• _REQUIREMENT_
Retype the entries below character for character, from the first line of the entries through the line that holds "Point [416, 464, 439, 478]", both included.

◇ ◇ ◇

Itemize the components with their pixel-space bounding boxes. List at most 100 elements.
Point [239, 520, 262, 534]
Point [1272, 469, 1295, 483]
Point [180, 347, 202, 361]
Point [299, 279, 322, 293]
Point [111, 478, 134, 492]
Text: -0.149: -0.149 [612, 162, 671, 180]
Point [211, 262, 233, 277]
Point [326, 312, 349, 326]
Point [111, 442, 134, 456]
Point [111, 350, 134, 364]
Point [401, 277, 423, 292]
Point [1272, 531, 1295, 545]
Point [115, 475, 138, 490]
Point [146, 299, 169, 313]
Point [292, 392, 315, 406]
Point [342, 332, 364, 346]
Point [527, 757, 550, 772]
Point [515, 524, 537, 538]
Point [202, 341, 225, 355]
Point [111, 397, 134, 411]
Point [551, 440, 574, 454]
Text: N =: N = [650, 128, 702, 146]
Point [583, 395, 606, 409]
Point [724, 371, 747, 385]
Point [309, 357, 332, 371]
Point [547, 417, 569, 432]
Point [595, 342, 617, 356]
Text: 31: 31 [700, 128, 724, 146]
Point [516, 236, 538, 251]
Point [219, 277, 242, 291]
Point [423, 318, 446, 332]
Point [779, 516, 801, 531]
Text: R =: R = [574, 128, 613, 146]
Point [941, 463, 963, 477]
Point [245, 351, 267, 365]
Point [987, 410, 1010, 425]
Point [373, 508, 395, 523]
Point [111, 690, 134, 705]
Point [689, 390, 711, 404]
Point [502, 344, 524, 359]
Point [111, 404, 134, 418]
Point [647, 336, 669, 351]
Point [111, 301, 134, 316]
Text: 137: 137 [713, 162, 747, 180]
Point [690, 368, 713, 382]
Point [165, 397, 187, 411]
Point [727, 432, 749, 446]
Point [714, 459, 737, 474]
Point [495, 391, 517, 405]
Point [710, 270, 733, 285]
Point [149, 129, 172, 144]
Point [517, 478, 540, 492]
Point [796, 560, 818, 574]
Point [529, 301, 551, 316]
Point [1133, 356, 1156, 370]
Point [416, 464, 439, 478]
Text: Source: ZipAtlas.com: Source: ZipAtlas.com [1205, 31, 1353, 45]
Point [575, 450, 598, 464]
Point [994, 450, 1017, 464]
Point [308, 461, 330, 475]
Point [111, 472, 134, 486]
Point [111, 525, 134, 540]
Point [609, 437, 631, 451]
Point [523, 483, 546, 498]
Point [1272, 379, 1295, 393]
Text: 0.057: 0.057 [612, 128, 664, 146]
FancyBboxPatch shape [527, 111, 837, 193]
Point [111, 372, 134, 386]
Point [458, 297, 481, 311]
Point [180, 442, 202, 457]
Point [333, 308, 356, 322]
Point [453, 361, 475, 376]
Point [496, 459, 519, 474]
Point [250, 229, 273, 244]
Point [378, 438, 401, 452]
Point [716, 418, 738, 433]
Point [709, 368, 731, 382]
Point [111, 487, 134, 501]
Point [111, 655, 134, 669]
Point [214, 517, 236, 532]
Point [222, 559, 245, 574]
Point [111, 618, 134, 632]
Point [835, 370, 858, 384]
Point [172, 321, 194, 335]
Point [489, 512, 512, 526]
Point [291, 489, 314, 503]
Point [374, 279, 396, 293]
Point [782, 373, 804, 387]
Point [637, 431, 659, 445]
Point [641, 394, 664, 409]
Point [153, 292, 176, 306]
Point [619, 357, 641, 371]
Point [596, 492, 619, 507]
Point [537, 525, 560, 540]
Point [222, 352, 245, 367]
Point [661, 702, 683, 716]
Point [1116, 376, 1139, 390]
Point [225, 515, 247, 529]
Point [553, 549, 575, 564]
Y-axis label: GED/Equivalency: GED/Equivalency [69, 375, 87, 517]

◇ ◇ ◇

• _TASK OUTPUT_
Itemize the components with their pixel-space bounding boxes. List at most 100 elements.
Point [239, 520, 262, 534]
Point [1272, 469, 1295, 483]
Point [180, 347, 202, 361]
Point [299, 279, 322, 293]
Point [111, 478, 134, 492]
Text: -0.149: -0.149 [612, 162, 671, 180]
Point [211, 262, 233, 277]
Point [326, 312, 349, 326]
Point [111, 442, 134, 456]
Point [111, 350, 134, 364]
Point [401, 277, 423, 292]
Point [1272, 531, 1295, 545]
Point [115, 475, 138, 490]
Point [146, 299, 169, 313]
Point [292, 392, 315, 406]
Point [342, 332, 364, 346]
Point [527, 757, 550, 772]
Point [515, 524, 537, 538]
Point [202, 341, 225, 355]
Point [111, 397, 134, 411]
Point [551, 440, 574, 454]
Text: N =: N = [650, 128, 702, 146]
Point [583, 395, 606, 409]
Point [724, 371, 747, 385]
Point [309, 357, 332, 371]
Point [547, 417, 569, 432]
Point [595, 342, 617, 356]
Text: 31: 31 [700, 128, 724, 146]
Point [516, 236, 538, 251]
Point [219, 277, 242, 291]
Point [423, 318, 446, 332]
Point [779, 516, 801, 531]
Text: R =: R = [574, 128, 613, 146]
Point [941, 463, 963, 477]
Point [245, 351, 267, 365]
Point [987, 410, 1010, 425]
Point [373, 508, 395, 523]
Point [111, 690, 134, 705]
Point [689, 390, 711, 404]
Point [502, 344, 524, 359]
Point [111, 404, 134, 418]
Point [647, 336, 669, 351]
Point [111, 301, 134, 316]
Text: 137: 137 [713, 162, 747, 180]
Point [690, 368, 713, 382]
Point [165, 397, 187, 411]
Point [727, 432, 749, 446]
Point [714, 459, 737, 474]
Point [495, 391, 517, 405]
Point [710, 270, 733, 285]
Point [149, 129, 172, 144]
Point [517, 478, 540, 492]
Point [796, 560, 818, 574]
Point [529, 301, 551, 316]
Point [1133, 356, 1156, 370]
Point [416, 464, 439, 478]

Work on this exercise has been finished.